**DOCUMENT EXTRACT**:
I want to push myself through this. I don’t know if I’m capable. It would be easy to take the easy way out. I won’t give up on this. I just can’t. Something does need to change though. How can I make those changes? Am I capable of turning my life around before it’s too late? I have to be! Look at all of what I put myself through and say I’m a weak person. I’ll feel better eventually. At least that’s what I keep telling myself.
I’m very bored today. This is starting to get to me. I don’t understand why I’m content with wasting my life away. I really hate feeling this way. Maybe I’ll figure out something later this week. I don’t know how much of this I can take. This pressure will continue to build until I make necessary changes. How can I make the necessary changes though? Nothing interests me right now. I have doubts as to how to solve this critical problem. As long as I escape this day selfharm free I’d be happy because I did end up cutting last night though. Is that why I feel like this?
I should be dead. It’s almost the 8th anniversary of when I almost bled to death. I want to continue where I left off, but I’m scared. I don’t know why death scares me now. Especially with the fact that I’m still a cutter. I have to bring this up to my therapist on Monday. I have to discuss this with someone. Will she help me cope with these thoughts? I hope she can because I hate feeling so helpless. I have to learn how to love myself somehow.
I really don’t know what to do. My future is unpredictable. I just want to give in to this depression of mine. I can’t do that because I have to fight through. That will be difficult, but I’ll manage. I always seem to. I just want to feel happy for once. I deserve that. What will bring me joy? I guess that gives me something to think about for today. I know things will improve eventually. I’m confused and lost. I find no joy in activities I used to enjoy.

**TO DO**:
a - Answer these questions using the journal text:
(i) Which anniversary does the writer say is almost here?
(ii) On what day does the writer plan to raise these thoughts with the therapist?
(iii) What does the writer say happened last night?
b - Please quote the journal text between "I want to push" and "keep telling myself.", inclusive.
The entries come from a separate source.

**SUPPLIED ENTRIES**:
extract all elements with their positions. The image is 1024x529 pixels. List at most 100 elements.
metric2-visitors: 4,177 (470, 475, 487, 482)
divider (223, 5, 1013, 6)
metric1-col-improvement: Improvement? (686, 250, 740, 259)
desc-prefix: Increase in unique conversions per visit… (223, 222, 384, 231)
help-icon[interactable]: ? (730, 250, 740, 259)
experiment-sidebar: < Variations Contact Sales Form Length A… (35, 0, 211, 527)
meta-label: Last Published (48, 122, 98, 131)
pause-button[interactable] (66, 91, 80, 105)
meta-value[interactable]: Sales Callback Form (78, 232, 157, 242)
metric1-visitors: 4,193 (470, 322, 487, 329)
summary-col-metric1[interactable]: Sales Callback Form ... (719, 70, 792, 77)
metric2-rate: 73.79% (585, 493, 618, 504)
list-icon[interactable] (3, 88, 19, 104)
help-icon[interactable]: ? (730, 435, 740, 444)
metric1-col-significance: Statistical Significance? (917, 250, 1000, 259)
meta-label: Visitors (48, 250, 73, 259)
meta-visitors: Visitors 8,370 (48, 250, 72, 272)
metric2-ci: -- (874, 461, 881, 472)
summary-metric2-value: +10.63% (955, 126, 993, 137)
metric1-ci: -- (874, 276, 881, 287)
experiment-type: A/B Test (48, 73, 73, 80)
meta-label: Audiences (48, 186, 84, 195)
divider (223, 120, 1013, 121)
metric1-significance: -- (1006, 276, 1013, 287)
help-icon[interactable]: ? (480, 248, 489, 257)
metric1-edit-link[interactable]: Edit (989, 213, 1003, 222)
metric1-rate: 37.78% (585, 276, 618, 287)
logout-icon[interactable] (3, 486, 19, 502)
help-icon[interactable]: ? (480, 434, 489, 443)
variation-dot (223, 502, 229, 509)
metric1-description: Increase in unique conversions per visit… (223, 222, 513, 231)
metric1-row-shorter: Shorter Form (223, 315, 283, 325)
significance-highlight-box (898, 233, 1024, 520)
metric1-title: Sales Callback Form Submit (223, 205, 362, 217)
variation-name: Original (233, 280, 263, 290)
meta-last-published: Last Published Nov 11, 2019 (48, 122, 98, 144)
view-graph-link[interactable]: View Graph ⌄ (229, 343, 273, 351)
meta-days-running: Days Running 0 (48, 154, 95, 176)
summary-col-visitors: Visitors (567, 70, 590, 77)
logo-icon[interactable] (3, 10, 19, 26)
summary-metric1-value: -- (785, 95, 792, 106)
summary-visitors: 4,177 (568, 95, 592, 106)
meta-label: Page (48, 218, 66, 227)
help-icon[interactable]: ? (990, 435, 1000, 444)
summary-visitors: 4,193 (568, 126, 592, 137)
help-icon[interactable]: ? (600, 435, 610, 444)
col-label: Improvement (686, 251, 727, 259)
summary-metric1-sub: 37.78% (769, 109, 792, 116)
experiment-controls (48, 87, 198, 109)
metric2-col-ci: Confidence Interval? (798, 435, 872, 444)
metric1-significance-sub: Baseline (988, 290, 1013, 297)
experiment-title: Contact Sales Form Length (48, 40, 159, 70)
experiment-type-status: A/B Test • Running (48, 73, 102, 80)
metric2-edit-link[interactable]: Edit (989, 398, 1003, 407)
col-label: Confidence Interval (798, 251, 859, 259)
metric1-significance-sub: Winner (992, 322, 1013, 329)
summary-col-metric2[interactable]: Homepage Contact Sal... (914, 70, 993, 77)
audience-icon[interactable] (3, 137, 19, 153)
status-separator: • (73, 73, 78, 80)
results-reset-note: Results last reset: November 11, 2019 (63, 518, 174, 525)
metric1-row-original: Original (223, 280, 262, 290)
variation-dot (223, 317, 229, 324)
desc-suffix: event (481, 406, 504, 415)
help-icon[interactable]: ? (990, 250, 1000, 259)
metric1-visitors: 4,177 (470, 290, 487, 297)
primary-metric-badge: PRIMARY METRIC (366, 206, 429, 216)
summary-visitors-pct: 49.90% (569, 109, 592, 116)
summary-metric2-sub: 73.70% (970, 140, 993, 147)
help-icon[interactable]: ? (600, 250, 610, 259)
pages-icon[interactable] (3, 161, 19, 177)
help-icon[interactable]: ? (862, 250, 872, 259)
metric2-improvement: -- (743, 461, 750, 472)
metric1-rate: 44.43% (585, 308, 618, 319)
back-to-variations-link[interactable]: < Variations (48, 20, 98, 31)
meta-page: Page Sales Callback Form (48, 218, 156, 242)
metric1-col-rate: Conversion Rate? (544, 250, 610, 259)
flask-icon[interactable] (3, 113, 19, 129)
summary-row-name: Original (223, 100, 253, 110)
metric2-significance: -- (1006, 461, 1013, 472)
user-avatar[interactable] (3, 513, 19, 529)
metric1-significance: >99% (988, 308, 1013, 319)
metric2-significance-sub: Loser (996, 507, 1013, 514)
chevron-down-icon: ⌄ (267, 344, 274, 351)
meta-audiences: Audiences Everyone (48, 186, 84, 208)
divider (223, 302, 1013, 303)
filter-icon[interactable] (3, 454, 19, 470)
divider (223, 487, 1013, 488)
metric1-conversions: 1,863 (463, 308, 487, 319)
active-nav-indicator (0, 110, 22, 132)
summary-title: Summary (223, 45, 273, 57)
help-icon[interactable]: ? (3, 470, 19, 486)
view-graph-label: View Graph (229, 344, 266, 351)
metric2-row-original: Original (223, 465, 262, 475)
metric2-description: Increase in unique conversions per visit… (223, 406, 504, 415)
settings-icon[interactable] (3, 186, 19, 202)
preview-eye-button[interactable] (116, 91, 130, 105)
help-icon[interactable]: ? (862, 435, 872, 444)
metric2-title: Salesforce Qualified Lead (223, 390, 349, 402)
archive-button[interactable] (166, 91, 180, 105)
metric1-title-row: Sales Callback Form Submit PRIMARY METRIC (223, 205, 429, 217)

**RESPONSES PER TASK**:
a -
(i) The 8th anniversary of when the writer almost bled to death.
(ii) Monday.
(iii) The writer ended up cutting.

b -
I want to push myself through this. I don’t know if I’m capable. It would be easy to take the easy way out. I won’t give up on this. I just can’t. Something does need to change though. How can I make those changes? Am I capable of turning my life around before it’s too late? I have to be! Look at all of what I put myself through and say I’m a weak person. I’ll feel better eventually. At least that’s what I keep telling myself.